- _Given request_:
Beginning with the line that holds "OCR this image." and ending with the last line below, repeat each line exactly, leaving any pictures out.

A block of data
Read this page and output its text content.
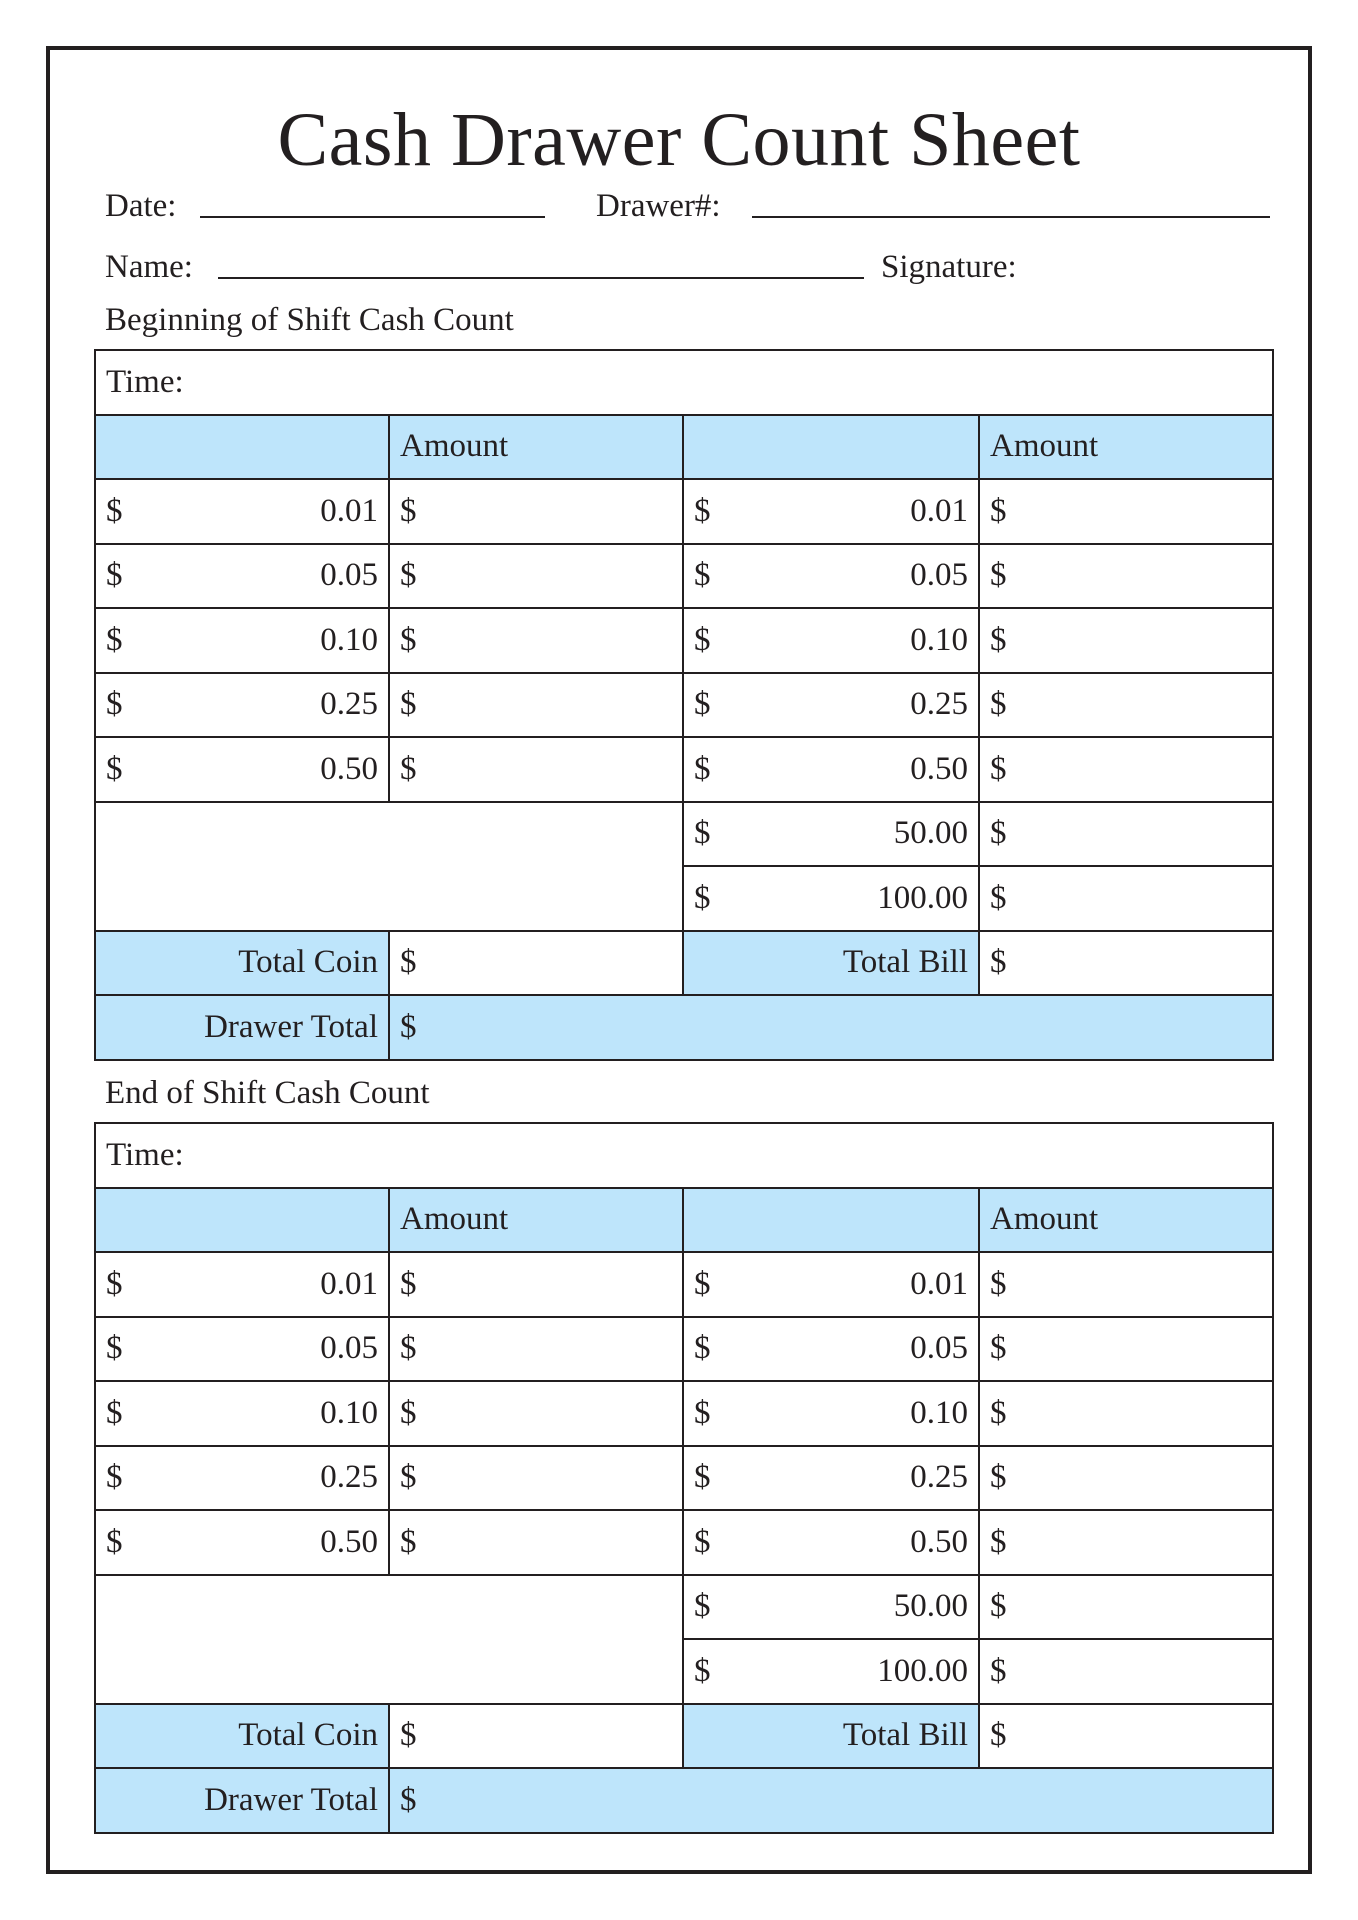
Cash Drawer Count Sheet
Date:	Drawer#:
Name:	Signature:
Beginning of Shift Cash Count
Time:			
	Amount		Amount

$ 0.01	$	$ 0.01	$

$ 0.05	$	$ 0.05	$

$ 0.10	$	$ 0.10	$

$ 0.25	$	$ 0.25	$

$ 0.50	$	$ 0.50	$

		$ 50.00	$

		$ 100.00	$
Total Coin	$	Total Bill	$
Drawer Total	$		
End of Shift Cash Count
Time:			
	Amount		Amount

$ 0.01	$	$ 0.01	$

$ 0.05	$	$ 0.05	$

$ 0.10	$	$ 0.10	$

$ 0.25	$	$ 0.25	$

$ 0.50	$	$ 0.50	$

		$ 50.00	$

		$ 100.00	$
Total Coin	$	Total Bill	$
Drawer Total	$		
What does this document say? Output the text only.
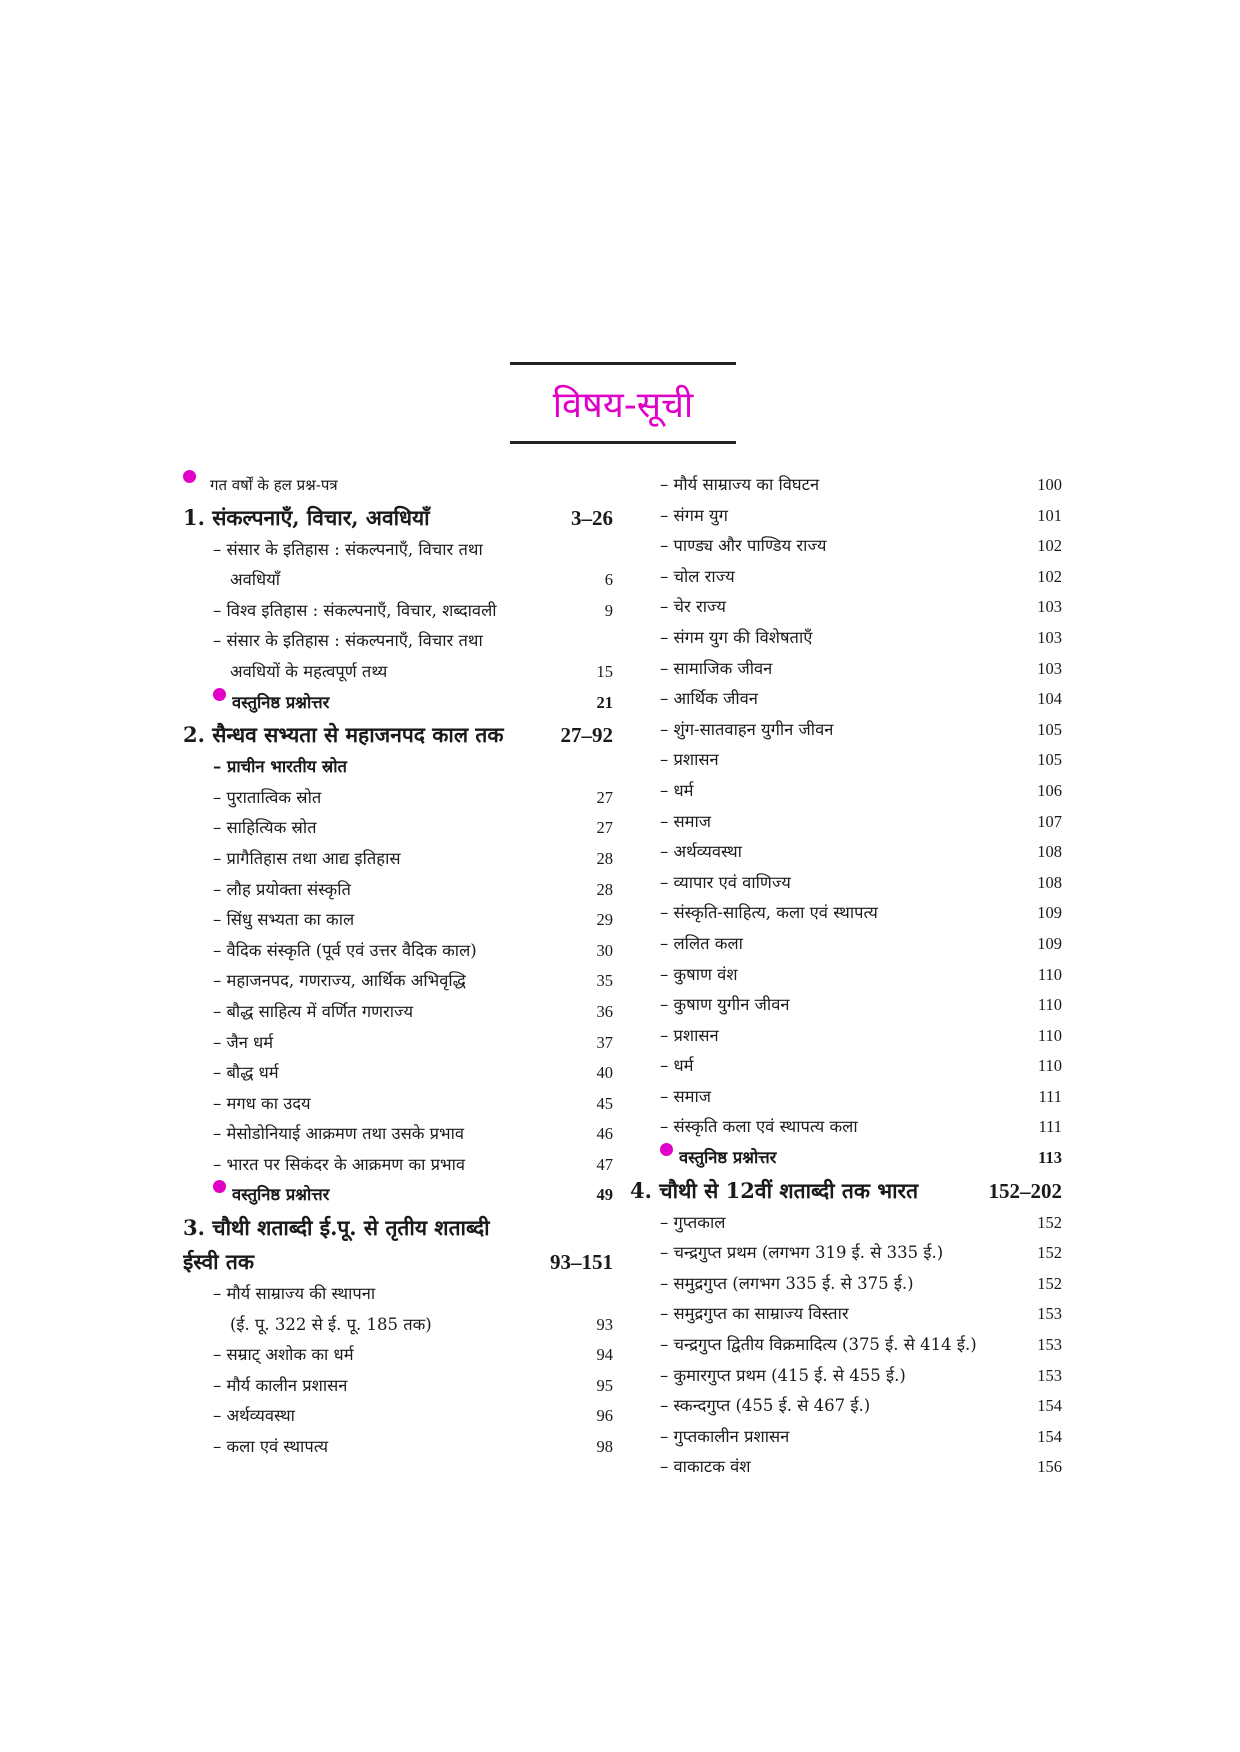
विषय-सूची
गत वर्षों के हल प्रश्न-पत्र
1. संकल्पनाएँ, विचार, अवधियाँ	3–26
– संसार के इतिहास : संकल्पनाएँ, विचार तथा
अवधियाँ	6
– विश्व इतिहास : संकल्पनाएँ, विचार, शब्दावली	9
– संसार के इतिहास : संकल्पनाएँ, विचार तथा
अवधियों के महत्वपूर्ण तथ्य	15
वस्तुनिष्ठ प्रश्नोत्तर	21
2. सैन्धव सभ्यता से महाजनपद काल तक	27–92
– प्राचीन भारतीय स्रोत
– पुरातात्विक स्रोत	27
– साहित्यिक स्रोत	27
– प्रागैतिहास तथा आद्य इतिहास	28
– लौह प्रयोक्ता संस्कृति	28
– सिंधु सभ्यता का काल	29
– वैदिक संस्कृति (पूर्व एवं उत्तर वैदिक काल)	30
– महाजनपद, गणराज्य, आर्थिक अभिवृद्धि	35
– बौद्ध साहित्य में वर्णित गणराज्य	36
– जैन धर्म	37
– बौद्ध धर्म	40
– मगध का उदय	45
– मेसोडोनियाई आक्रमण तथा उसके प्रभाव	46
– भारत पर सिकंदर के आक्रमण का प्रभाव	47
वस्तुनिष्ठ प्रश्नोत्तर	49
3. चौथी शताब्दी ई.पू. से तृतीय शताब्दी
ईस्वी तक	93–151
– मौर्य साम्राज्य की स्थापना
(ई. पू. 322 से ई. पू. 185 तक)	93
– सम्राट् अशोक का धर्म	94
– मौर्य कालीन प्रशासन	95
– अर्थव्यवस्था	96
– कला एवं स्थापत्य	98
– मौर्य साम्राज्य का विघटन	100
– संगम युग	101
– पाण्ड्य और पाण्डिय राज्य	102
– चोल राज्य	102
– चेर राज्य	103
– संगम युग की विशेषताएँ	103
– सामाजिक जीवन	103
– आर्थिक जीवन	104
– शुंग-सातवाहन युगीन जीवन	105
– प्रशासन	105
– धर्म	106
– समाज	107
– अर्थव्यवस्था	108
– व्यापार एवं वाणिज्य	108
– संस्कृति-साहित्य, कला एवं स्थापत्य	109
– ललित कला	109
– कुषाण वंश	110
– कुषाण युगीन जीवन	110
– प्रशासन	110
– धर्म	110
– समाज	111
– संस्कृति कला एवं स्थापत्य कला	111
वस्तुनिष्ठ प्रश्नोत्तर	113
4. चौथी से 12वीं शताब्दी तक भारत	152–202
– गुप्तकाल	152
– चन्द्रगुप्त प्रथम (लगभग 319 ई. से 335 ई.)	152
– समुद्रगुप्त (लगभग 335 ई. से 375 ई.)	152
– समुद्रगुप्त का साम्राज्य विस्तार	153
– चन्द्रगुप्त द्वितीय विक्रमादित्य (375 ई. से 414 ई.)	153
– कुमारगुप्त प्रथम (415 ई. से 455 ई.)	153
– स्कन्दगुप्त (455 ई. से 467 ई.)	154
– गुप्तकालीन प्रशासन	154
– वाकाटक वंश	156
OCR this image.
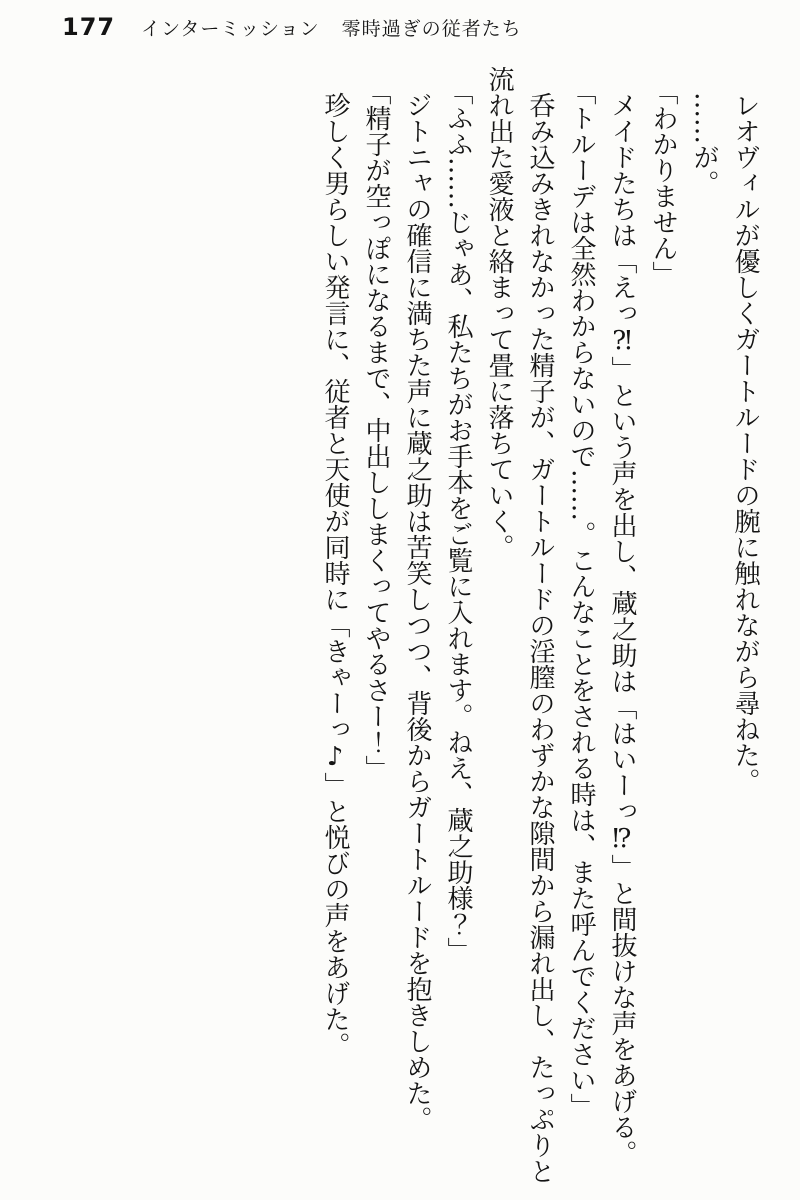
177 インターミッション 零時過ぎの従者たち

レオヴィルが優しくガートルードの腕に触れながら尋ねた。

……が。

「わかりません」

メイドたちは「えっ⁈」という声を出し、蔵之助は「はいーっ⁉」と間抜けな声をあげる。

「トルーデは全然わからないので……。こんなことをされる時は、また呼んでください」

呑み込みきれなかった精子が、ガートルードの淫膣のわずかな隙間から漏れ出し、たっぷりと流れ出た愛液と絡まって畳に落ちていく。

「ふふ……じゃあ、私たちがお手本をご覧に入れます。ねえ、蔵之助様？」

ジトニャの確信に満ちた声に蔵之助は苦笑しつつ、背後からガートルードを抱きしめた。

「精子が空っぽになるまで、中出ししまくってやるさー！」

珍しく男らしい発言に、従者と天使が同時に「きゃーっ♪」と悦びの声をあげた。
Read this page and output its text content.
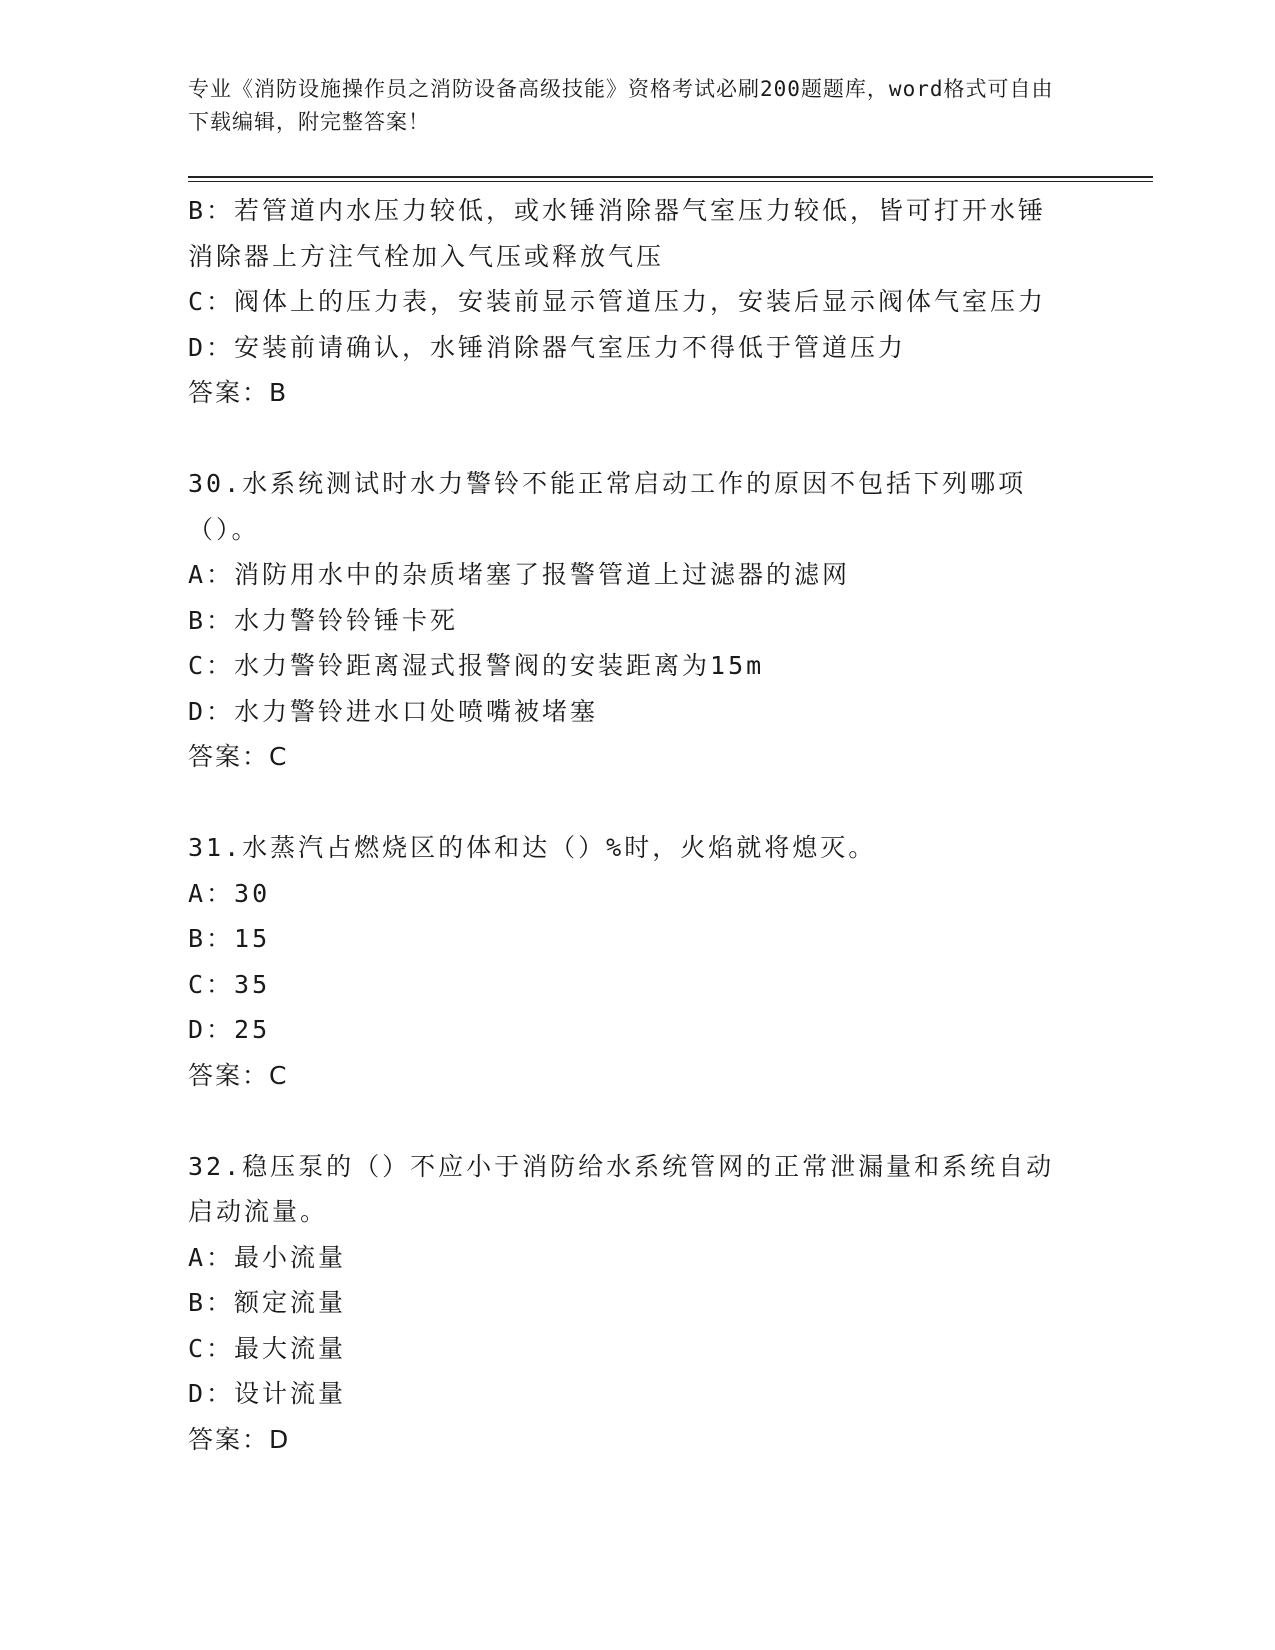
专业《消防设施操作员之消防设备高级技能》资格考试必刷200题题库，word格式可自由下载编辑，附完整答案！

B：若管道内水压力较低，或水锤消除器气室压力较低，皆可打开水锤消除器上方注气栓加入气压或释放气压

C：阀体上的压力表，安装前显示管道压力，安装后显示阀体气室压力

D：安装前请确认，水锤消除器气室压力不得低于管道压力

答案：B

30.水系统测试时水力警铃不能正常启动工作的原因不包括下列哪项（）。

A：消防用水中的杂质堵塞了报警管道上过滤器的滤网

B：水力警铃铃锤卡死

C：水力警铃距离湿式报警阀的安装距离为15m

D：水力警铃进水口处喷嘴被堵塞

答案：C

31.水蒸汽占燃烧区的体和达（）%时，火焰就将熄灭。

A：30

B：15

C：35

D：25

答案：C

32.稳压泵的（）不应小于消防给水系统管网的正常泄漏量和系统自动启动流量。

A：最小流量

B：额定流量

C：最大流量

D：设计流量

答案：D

- _Exercise solution_:
OCR this image.
177 インターミッション 零時過ぎの従者たち

レオヴィルが優しくガートルードの腕に触れながら尋ねた。

……が。

「わかりません」

メイドたちは「えっ⁈」という声を出し、蔵之助は「はいーっ⁉」と間抜けな声をあげる。

「トルーデは全然わからないので……。こんなことをされる時は、また呼んでください」

呑み込みきれなかった精子が、ガートルードの淫膣のわずかな隙間から漏れ出し、たっぷりと流れ出た愛液と絡まって畳に落ちていく。

「ふふ……じゃあ、私たちがお手本をご覧に入れます。ねえ、蔵之助様？」

ジトニャの確信に満ちた声に蔵之助は苦笑しつつ、背後からガートルードを抱きしめた。

「精子が空っぽになるまで、中出ししまくってやるさー！」

珍しく男らしい発言に、従者と天使が同時に「きゃーっ♪」と悦びの声をあげた。
Read this page and output its text content.
专业《消防设施操作员之消防设备高级技能》资格考试必刷200题题库，word格式可自由下载编辑，附完整答案！

B：若管道内水压力较低，或水锤消除器气室压力较低，皆可打开水锤消除器上方注气栓加入气压或释放气压

C：阀体上的压力表，安装前显示管道压力，安装后显示阀体气室压力

D：安装前请确认，水锤消除器气室压力不得低于管道压力

答案：B

30.水系统测试时水力警铃不能正常启动工作的原因不包括下列哪项（）。

A：消防用水中的杂质堵塞了报警管道上过滤器的滤网

B：水力警铃铃锤卡死

C：水力警铃距离湿式报警阀的安装距离为15m

D：水力警铃进水口处喷嘴被堵塞

答案：C

31.水蒸汽占燃烧区的体和达（）%时，火焰就将熄灭。

A：30

B：15

C：35

D：25

答案：C

32.稳压泵的（）不应小于消防给水系统管网的正常泄漏量和系统自动启动流量。

A：最小流量

B：额定流量

C：最大流量

D：设计流量

答案：D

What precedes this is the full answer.